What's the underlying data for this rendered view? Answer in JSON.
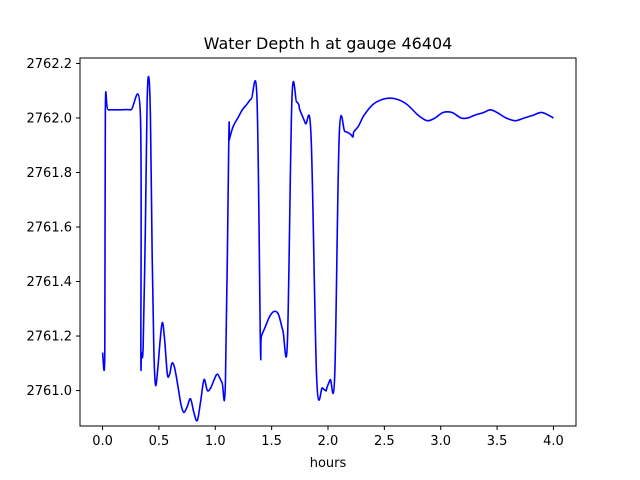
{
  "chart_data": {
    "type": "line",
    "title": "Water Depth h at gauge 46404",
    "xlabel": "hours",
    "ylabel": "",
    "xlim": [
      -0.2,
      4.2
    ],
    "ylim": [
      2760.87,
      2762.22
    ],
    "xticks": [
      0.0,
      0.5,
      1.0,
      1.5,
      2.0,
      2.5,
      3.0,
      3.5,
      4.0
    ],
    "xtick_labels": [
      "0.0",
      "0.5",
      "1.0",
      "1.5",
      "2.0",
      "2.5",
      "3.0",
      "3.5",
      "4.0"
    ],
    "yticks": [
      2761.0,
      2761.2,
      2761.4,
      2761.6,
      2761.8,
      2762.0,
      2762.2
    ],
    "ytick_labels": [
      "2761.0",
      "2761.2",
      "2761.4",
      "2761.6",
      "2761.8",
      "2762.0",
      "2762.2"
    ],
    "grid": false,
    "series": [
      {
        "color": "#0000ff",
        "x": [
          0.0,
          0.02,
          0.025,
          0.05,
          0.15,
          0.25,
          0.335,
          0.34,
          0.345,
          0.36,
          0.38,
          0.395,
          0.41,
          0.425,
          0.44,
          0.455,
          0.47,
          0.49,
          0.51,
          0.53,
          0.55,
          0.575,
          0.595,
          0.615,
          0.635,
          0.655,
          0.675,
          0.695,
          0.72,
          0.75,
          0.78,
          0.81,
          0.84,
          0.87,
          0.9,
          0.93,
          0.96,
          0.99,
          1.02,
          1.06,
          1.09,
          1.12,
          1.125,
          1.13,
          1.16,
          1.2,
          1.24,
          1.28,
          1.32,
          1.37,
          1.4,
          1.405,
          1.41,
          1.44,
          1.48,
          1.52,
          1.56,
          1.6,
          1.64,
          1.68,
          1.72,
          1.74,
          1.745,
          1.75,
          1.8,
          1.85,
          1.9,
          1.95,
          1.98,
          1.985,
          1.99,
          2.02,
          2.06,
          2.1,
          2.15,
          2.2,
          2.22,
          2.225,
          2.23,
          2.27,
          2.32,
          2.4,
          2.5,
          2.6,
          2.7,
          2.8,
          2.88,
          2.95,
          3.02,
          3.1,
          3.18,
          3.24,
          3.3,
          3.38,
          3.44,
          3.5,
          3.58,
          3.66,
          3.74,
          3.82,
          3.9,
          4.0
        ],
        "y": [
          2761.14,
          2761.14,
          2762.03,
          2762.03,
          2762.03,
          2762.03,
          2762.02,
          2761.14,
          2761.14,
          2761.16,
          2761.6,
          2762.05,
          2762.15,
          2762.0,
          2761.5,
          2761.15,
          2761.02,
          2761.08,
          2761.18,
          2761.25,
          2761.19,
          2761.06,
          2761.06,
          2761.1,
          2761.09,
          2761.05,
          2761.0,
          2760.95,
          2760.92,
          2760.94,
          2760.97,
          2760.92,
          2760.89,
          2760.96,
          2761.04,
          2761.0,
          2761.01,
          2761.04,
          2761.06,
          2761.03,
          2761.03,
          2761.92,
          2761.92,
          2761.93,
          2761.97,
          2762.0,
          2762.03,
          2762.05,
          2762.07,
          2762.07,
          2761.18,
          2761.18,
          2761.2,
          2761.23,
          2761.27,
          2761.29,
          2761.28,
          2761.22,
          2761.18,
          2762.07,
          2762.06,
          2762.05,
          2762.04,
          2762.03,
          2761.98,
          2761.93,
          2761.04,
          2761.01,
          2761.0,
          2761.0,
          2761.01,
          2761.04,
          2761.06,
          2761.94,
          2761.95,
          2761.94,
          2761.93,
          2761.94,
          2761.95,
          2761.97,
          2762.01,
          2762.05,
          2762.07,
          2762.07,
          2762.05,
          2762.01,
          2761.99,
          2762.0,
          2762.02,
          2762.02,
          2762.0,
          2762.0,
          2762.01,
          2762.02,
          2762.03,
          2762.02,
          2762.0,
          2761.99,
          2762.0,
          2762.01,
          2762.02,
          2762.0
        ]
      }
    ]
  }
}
==
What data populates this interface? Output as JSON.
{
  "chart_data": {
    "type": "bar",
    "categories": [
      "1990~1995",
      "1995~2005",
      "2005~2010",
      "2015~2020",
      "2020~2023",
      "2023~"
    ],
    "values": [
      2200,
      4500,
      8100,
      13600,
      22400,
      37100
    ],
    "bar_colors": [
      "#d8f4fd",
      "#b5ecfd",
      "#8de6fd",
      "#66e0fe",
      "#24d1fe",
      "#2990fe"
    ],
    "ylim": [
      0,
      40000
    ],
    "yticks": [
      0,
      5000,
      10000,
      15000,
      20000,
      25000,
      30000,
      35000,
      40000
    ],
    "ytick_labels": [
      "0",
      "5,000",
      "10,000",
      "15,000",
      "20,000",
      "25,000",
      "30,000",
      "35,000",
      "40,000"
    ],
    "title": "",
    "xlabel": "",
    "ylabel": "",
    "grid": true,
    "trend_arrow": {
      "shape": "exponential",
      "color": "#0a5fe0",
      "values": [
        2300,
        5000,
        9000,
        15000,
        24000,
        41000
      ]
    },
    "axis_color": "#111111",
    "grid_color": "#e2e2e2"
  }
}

* PROBLEM STATEMENT:
Using the listing, copy every line where the word "this" shows up.

* EXERCISE SOLUTION:
What's the underlying data for this rendered view? Answer in JSON.
What data populates this interface? Output as JSON.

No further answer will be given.